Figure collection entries
-----

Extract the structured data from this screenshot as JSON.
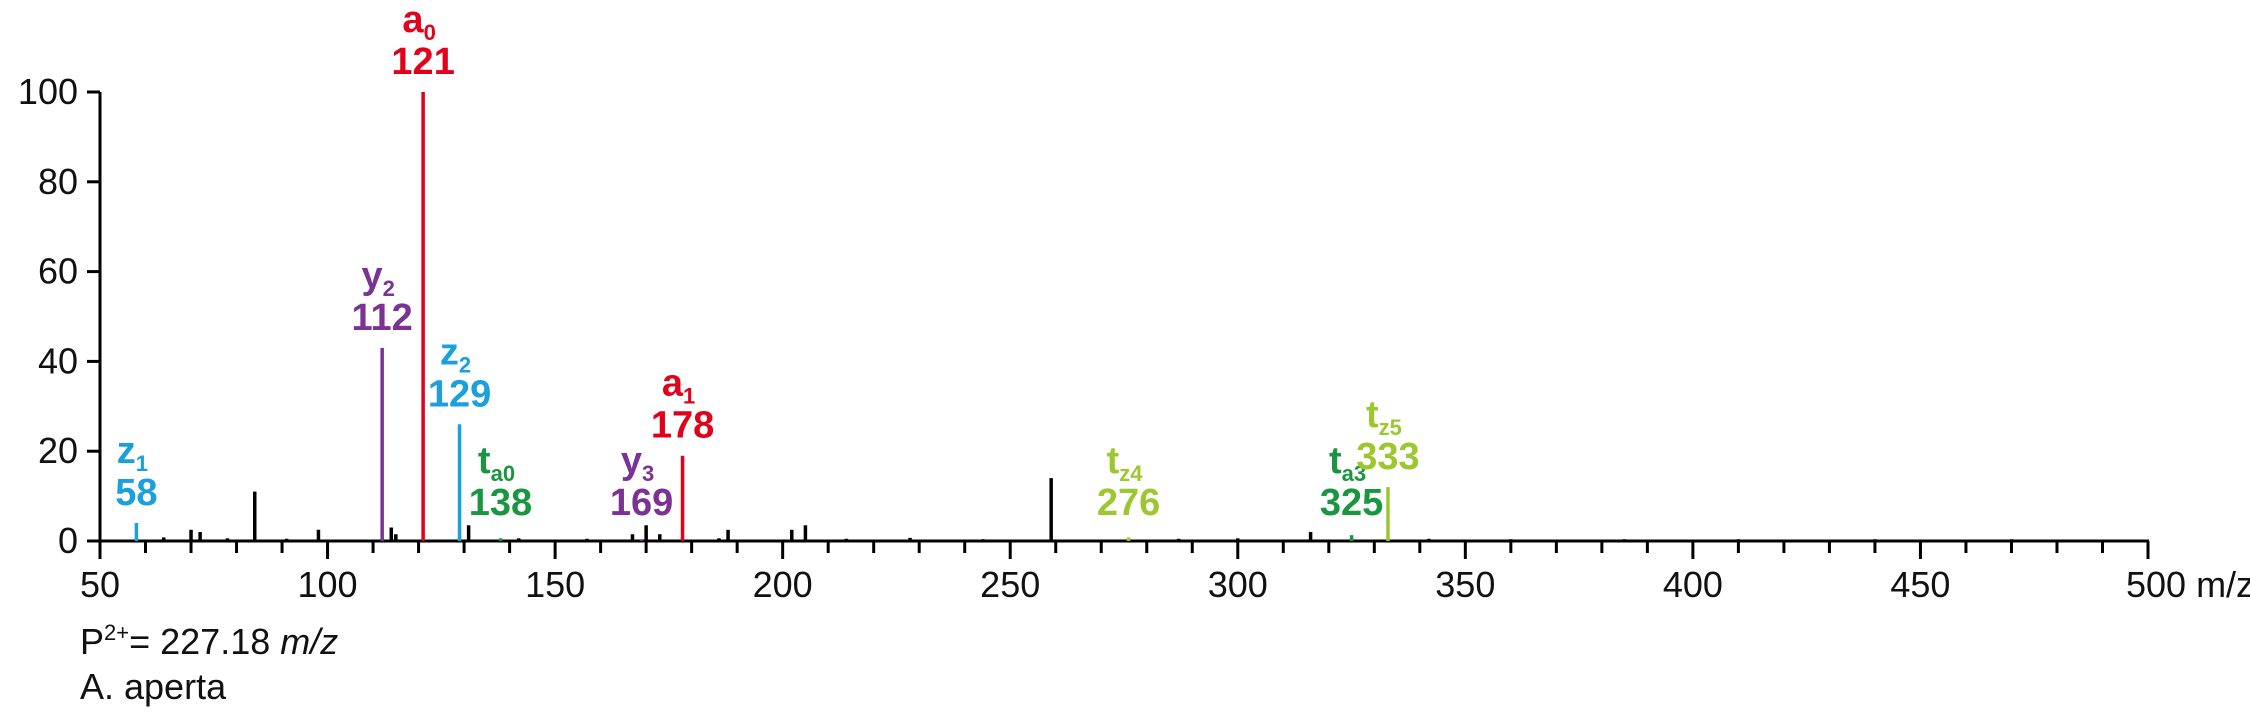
{
  "chart_data": {
    "type": "bar",
    "x_unit": "m/z",
    "xlim": [
      50,
      500
    ],
    "ylim": [
      0,
      100
    ],
    "x_ticks": [
      50,
      100,
      150,
      200,
      250,
      300,
      350,
      400,
      450,
      500
    ],
    "x_tick_labels": [
      "50",
      "100",
      "150",
      "200",
      "250",
      "300",
      "350",
      "400",
      "450",
      "500 m/z"
    ],
    "y_ticks": [
      0,
      20,
      40,
      60,
      80,
      100
    ],
    "y_tick_labels": [
      "0",
      "20",
      "40",
      "60",
      "80",
      "100"
    ],
    "colors": {
      "a": "#e2001a",
      "y": "#7b3294",
      "z": "#1aa0dc",
      "ta": "#1a9641",
      "tz": "#9dc72e",
      "unassigned": "#000000"
    },
    "annotated_peaks": [
      {
        "ion": "a",
        "sub": "0",
        "mz_label": "121",
        "mz": 121,
        "intensity": 100,
        "color_key": "a"
      },
      {
        "ion": "y",
        "sub": "2",
        "mz_label": "112",
        "mz": 112,
        "intensity": 43,
        "color_key": "y"
      },
      {
        "ion": "z",
        "sub": "2",
        "mz_label": "129",
        "mz": 129,
        "intensity": 26,
        "color_key": "z"
      },
      {
        "ion": "a",
        "sub": "1",
        "mz_label": "178",
        "mz": 178,
        "intensity": 19,
        "color_key": "a"
      },
      {
        "ion": "z",
        "sub": "1",
        "mz_label": "58",
        "mz": 58,
        "intensity": 4,
        "color_key": "z"
      },
      {
        "ion": "t",
        "sub": "a0",
        "mz_label": "138",
        "mz": 138,
        "intensity": 0.6,
        "color_key": "ta"
      },
      {
        "ion": "y",
        "sub": "3",
        "mz_label": "169",
        "mz": 169,
        "intensity": 0.4,
        "color_key": "y"
      },
      {
        "ion": "t",
        "sub": "z4",
        "mz_label": "276",
        "mz": 276,
        "intensity": 0.8,
        "color_key": "tz"
      },
      {
        "ion": "t",
        "sub": "a3",
        "mz_label": "325",
        "mz": 325,
        "intensity": 1.3,
        "color_key": "ta"
      },
      {
        "ion": "t",
        "sub": "z5",
        "mz_label": "333",
        "mz": 333,
        "intensity": 12,
        "color_key": "tz"
      }
    ],
    "unassigned_peaks": [
      {
        "mz": 70,
        "intensity": 2.5
      },
      {
        "mz": 72,
        "intensity": 2
      },
      {
        "mz": 84,
        "intensity": 11
      },
      {
        "mz": 98,
        "intensity": 2.5
      },
      {
        "mz": 114,
        "intensity": 3
      },
      {
        "mz": 115,
        "intensity": 1.5
      },
      {
        "mz": 131,
        "intensity": 3.5
      },
      {
        "mz": 167,
        "intensity": 1.5
      },
      {
        "mz": 170,
        "intensity": 3.5
      },
      {
        "mz": 173,
        "intensity": 1.5
      },
      {
        "mz": 188,
        "intensity": 2.5
      },
      {
        "mz": 202,
        "intensity": 2.5
      },
      {
        "mz": 205,
        "intensity": 3.5
      },
      {
        "mz": 259,
        "intensity": 14
      },
      {
        "mz": 316,
        "intensity": 2
      },
      {
        "mz": 64,
        "intensity": 0.8
      },
      {
        "mz": 78,
        "intensity": 0.6
      },
      {
        "mz": 91,
        "intensity": 0.5
      },
      {
        "mz": 142,
        "intensity": 0.6
      },
      {
        "mz": 157,
        "intensity": 0.5
      },
      {
        "mz": 186,
        "intensity": 0.6
      },
      {
        "mz": 214,
        "intensity": 0.5
      },
      {
        "mz": 228,
        "intensity": 0.7
      },
      {
        "mz": 244,
        "intensity": 0.4
      },
      {
        "mz": 287,
        "intensity": 0.5
      },
      {
        "mz": 300,
        "intensity": 0.6
      },
      {
        "mz": 342,
        "intensity": 0.5
      },
      {
        "mz": 360,
        "intensity": 0.4
      },
      {
        "mz": 385,
        "intensity": 0.4
      },
      {
        "mz": 410,
        "intensity": 0.4
      },
      {
        "mz": 440,
        "intensity": 0.4
      },
      {
        "mz": 470,
        "intensity": 0.4
      },
      {
        "mz": 485,
        "intensity": 0.3
      }
    ]
  },
  "footer": {
    "precursor_prefix": "P",
    "precursor_charge": "2+",
    "precursor_value": "= 227.18 ",
    "precursor_unit": "m/z",
    "species": "A. aperta"
  }
}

-----

■ **Set task**: Retype the listing exactly. Pictures do not belong in the copy.

■ **Solution for this exercise**:
Extract the structured data from this screenshot as JSON.
{
  "chart_data": {
    "type": "bar",
    "x_unit": "m/z",
    "xlim": [
      50,
      500
    ],
    "ylim": [
      0,
      100
    ],
    "x_ticks": [
      50,
      100,
      150,
      200,
      250,
      300,
      350,
      400,
      450,
      500
    ],
    "x_tick_labels": [
      "50",
      "100",
      "150",
      "200",
      "250",
      "300",
      "350",
      "400",
      "450",
      "500 m/z"
    ],
    "y_ticks": [
      0,
      20,
      40,
      60,
      80,
      100
    ],
    "y_tick_labels": [
      "0",
      "20",
      "40",
      "60",
      "80",
      "100"
    ],
    "colors": {
      "a": "#e2001a",
      "y": "#7b3294",
      "z": "#1aa0dc",
      "ta": "#1a9641",
      "tz": "#9dc72e",
      "unassigned": "#000000"
    },
    "annotated_peaks": [
      {
        "ion": "a",
        "sub": "0",
        "mz_label": "121",
        "mz": 121,
        "intensity": 100,
        "color_key": "a"
      },
      {
        "ion": "y",
        "sub": "2",
        "mz_label": "112",
        "mz": 112,
        "intensity": 43,
        "color_key": "y"
      },
      {
        "ion": "z",
        "sub": "2",
        "mz_label": "129",
        "mz": 129,
        "intensity": 26,
        "color_key": "z"
      },
      {
        "ion": "a",
        "sub": "1",
        "mz_label": "178",
        "mz": 178,
        "intensity": 19,
        "color_key": "a"
      },
      {
        "ion": "z",
        "sub": "1",
        "mz_label": "58",
        "mz": 58,
        "intensity": 4,
        "color_key": "z"
      },
      {
        "ion": "t",
        "sub": "a0",
        "mz_label": "138",
        "mz": 138,
        "intensity": 0.6,
        "color_key": "ta"
      },
      {
        "ion": "y",
        "sub": "3",
        "mz_label": "169",
        "mz": 169,
        "intensity": 0.4,
        "color_key": "y"
      },
      {
        "ion": "t",
        "sub": "z4",
        "mz_label": "276",
        "mz": 276,
        "intensity": 0.8,
        "color_key": "tz"
      },
      {
        "ion": "t",
        "sub": "a3",
        "mz_label": "325",
        "mz": 325,
        "intensity": 1.3,
        "color_key": "ta"
      },
      {
        "ion": "t",
        "sub": "z5",
        "mz_label": "333",
        "mz": 333,
        "intensity": 12,
        "color_key": "tz"
      }
    ],
    "unassigned_peaks": [
      {
        "mz": 70,
        "intensity": 2.5
      },
      {
        "mz": 72,
        "intensity": 2
      },
      {
        "mz": 84,
        "intensity": 11
      },
      {
        "mz": 98,
        "intensity": 2.5
      },
      {
        "mz": 114,
        "intensity": 3
      },
      {
        "mz": 115,
        "intensity": 1.5
      },
      {
        "mz": 131,
        "intensity": 3.5
      },
      {
        "mz": 167,
        "intensity": 1.5
      },
      {
        "mz": 170,
        "intensity": 3.5
      },
      {
        "mz": 173,
        "intensity": 1.5
      },
      {
        "mz": 188,
        "intensity": 2.5
      },
      {
        "mz": 202,
        "intensity": 2.5
      },
      {
        "mz": 205,
        "intensity": 3.5
      },
      {
        "mz": 259,
        "intensity": 14
      },
      {
        "mz": 316,
        "intensity": 2
      },
      {
        "mz": 64,
        "intensity": 0.8
      },
      {
        "mz": 78,
        "intensity": 0.6
      },
      {
        "mz": 91,
        "intensity": 0.5
      },
      {
        "mz": 142,
        "intensity": 0.6
      },
      {
        "mz": 157,
        "intensity": 0.5
      },
      {
        "mz": 186,
        "intensity": 0.6
      },
      {
        "mz": 214,
        "intensity": 0.5
      },
      {
        "mz": 228,
        "intensity": 0.7
      },
      {
        "mz": 244,
        "intensity": 0.4
      },
      {
        "mz": 287,
        "intensity": 0.5
      },
      {
        "mz": 300,
        "intensity": 0.6
      },
      {
        "mz": 342,
        "intensity": 0.5
      },
      {
        "mz": 360,
        "intensity": 0.4
      },
      {
        "mz": 385,
        "intensity": 0.4
      },
      {
        "mz": 410,
        "intensity": 0.4
      },
      {
        "mz": 440,
        "intensity": 0.4
      },
      {
        "mz": 470,
        "intensity": 0.4
      },
      {
        "mz": 485,
        "intensity": 0.3
      }
    ]
  },
  "footer": {
    "precursor_prefix": "P",
    "precursor_charge": "2+",
    "precursor_value": "= 227.18 ",
    "precursor_unit": "m/z",
    "species": "A. aperta"
  }
}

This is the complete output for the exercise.